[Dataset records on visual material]
Start
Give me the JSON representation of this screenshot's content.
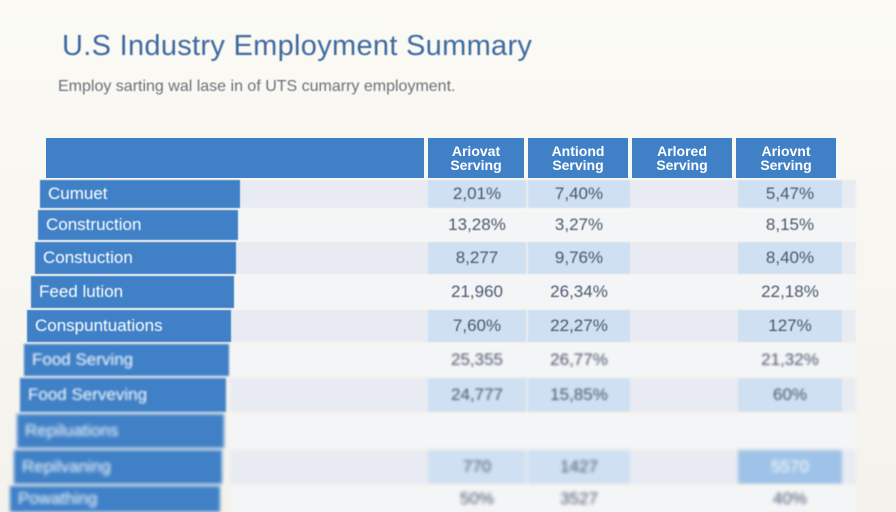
{
  "header": {
    "title": "U.S Industry Employment Summary",
    "subtitle": "Employ sarting wal lase in of UTS cumarry employment."
  },
  "table": {
    "columns": [
      "Ariovat Serving",
      "Antiond Serving",
      "Arlored Serving",
      "Ariovnt Serving"
    ],
    "rows": [
      {
        "label": "Cumuet",
        "values": [
          "2,01%",
          "7,40%",
          "",
          "5,47%"
        ]
      },
      {
        "label": "Construction",
        "values": [
          "13,28%",
          "3,27%",
          "",
          "8,15%"
        ]
      },
      {
        "label": "Constuction",
        "values": [
          "8,277",
          "9,76%",
          "",
          "8,40%"
        ]
      },
      {
        "label": "Feed lution",
        "values": [
          "21,960",
          "26,34%",
          "",
          "22,18%"
        ]
      },
      {
        "label": "Conspuntuations",
        "values": [
          "7,60%",
          "22,27%",
          "",
          "127%"
        ]
      },
      {
        "label": "Food Serving",
        "values": [
          "25,355",
          "26,77%",
          "",
          "21,32%"
        ]
      },
      {
        "label": "Food Serveving",
        "values": [
          "24,777",
          "15,85%",
          "",
          "60%"
        ]
      },
      {
        "label": "Repiluations",
        "values": [
          "",
          "",
          "",
          ""
        ]
      },
      {
        "label": "Repilvaning",
        "values": [
          "770",
          "1427",
          "",
          "5570"
        ]
      },
      {
        "label": "Powathing",
        "values": [
          "50%",
          "3527",
          "",
          "40%"
        ]
      }
    ]
  }
}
End
● Aim of the exercise: Count the lines in the records above that contain the word "Serving", and reply with only that number.

● In response: 5